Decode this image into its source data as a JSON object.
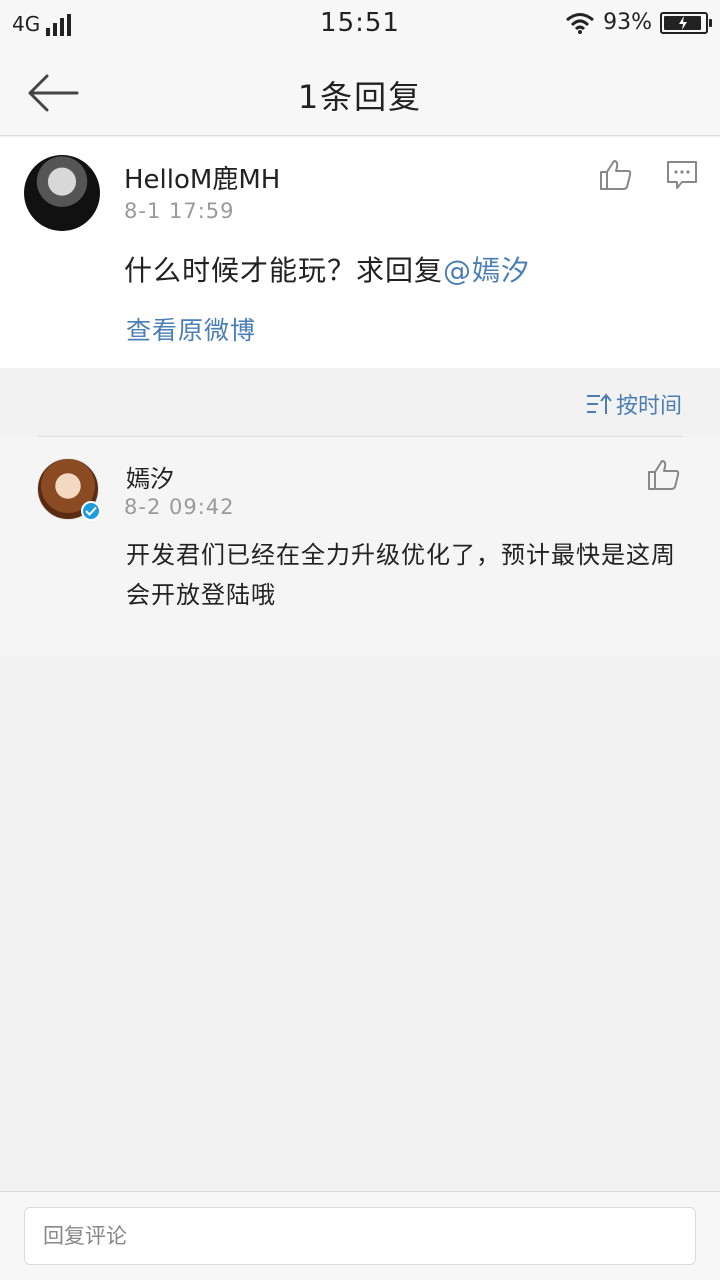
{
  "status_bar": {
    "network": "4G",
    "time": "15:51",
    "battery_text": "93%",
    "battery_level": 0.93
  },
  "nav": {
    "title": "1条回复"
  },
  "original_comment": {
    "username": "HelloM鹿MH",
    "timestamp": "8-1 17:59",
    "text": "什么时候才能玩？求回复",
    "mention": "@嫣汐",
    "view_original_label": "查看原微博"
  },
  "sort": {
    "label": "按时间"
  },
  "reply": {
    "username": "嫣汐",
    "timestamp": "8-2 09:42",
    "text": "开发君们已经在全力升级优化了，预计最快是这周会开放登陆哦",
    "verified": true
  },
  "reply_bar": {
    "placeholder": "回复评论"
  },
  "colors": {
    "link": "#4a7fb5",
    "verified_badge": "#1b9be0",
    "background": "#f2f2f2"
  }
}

--

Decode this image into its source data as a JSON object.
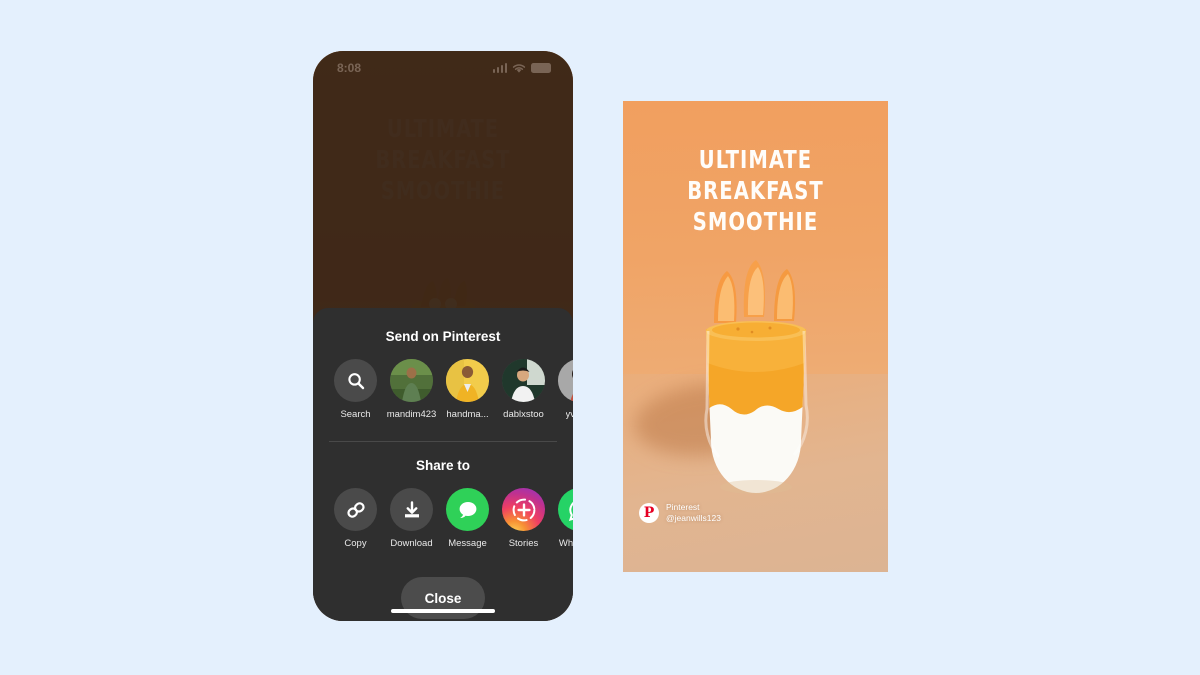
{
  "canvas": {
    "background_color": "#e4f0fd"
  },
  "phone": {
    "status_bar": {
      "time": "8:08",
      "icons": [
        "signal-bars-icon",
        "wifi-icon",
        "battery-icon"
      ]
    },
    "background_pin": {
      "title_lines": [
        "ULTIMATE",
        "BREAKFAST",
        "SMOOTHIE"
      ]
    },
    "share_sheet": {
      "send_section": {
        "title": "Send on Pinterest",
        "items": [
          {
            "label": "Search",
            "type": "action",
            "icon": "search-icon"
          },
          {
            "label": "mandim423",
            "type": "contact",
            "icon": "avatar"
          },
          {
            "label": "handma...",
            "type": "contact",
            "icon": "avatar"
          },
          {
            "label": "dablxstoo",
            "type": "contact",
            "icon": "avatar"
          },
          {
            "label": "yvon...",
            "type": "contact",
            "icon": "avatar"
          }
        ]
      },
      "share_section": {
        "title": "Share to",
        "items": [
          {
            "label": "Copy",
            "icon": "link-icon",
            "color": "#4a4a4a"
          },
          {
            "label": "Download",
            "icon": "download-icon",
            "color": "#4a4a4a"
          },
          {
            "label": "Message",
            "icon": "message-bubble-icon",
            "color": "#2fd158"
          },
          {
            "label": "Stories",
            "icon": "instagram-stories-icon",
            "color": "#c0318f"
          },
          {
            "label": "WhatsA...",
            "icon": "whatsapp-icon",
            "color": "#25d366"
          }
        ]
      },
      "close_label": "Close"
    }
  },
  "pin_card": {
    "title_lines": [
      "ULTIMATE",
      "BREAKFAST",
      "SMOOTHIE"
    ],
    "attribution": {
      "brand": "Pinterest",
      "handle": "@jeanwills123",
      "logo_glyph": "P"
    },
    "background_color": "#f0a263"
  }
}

* PROBLEM TO SOLVE
Read the data above and pull out each line that holds the string "timestamp".

* TASK RESULT
    "timestamp": "8-1 17:59",
    "timestamp": "8-2 09:42",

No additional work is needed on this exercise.